Retype, unchanged, the lines running from the start of the records through the line that contains "table-cell: 25% 비상 — [753, 926, 958, 989]", including that line.

#### Input rows ####

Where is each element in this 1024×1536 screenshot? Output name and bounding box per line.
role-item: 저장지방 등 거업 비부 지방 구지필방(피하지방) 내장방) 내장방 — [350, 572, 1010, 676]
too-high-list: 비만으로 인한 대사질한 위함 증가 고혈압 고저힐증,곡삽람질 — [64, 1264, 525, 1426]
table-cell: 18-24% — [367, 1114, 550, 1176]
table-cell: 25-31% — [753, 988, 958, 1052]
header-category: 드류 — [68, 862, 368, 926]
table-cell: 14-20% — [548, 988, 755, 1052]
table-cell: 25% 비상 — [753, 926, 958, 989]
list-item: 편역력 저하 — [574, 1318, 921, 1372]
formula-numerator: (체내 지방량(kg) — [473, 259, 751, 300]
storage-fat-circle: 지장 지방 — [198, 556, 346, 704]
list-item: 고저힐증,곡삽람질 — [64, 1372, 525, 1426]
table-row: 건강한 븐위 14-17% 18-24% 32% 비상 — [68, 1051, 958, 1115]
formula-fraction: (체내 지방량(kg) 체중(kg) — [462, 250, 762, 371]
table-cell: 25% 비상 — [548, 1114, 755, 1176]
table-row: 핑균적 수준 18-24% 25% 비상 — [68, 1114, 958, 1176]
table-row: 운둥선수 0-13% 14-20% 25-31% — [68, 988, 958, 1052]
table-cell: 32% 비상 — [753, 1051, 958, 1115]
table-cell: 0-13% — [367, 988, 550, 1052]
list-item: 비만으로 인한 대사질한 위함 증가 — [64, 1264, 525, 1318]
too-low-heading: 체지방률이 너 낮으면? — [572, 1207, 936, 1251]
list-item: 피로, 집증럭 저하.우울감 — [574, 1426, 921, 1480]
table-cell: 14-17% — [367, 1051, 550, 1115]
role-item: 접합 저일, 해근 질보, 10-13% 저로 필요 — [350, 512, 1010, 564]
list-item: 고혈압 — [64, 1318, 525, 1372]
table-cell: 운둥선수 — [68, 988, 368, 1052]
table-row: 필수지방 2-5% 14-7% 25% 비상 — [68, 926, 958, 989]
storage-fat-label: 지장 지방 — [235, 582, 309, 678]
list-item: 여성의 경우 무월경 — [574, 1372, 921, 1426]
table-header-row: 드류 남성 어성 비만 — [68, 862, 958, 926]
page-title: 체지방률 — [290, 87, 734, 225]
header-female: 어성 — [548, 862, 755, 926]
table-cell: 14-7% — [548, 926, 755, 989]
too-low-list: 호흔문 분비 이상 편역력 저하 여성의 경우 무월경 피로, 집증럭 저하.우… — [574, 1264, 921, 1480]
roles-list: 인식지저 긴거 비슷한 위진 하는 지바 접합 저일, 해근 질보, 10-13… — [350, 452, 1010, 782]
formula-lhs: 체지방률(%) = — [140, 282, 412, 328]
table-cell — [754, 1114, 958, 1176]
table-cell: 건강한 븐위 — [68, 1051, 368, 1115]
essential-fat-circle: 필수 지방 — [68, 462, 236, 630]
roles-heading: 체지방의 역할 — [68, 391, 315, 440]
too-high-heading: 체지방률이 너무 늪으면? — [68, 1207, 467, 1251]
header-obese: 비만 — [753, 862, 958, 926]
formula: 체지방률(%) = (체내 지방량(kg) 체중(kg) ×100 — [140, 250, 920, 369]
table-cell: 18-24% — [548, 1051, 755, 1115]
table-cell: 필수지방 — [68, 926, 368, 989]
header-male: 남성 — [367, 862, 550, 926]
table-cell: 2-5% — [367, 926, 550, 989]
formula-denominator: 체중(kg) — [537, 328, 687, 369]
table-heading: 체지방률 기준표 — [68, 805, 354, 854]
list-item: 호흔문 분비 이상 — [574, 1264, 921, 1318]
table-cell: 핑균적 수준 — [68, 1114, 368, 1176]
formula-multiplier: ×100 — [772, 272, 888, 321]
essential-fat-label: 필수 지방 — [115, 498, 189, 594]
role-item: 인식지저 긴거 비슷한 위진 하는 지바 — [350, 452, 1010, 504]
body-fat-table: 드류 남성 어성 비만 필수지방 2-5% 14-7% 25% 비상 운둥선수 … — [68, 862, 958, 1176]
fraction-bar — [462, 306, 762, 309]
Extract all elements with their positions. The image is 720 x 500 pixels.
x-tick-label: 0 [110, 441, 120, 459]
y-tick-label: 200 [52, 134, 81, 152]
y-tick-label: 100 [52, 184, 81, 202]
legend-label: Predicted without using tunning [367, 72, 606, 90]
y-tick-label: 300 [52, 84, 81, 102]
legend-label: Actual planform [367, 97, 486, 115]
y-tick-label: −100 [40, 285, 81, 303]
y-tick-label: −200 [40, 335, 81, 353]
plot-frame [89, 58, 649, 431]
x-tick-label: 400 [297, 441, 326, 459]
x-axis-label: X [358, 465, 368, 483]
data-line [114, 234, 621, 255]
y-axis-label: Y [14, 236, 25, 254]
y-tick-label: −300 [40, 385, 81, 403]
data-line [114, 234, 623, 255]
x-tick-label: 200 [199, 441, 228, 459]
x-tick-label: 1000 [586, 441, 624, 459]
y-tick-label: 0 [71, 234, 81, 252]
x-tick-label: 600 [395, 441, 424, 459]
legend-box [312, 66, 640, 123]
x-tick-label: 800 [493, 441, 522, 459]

####

Solution to the exercise
Where is each element in this 1024×1536 screenshot? Output name and bounding box per line.
role-item: 저장지방 등 거업 비부 지방 구지필방(피하지방) 내장방) 내장방 — [350, 572, 1010, 676]
too-high-list: 비만으로 인한 대사질한 위함 증가 고혈압 고저힐증,곡삽람질 — [64, 1264, 525, 1426]
table-cell: 18-24% — [367, 1114, 550, 1176]
table-cell: 25-31% — [753, 988, 958, 1052]
header-category: 드류 — [68, 862, 368, 926]
table-cell: 14-20% — [548, 988, 755, 1052]
table-cell: 25% 비상 — [753, 926, 958, 989]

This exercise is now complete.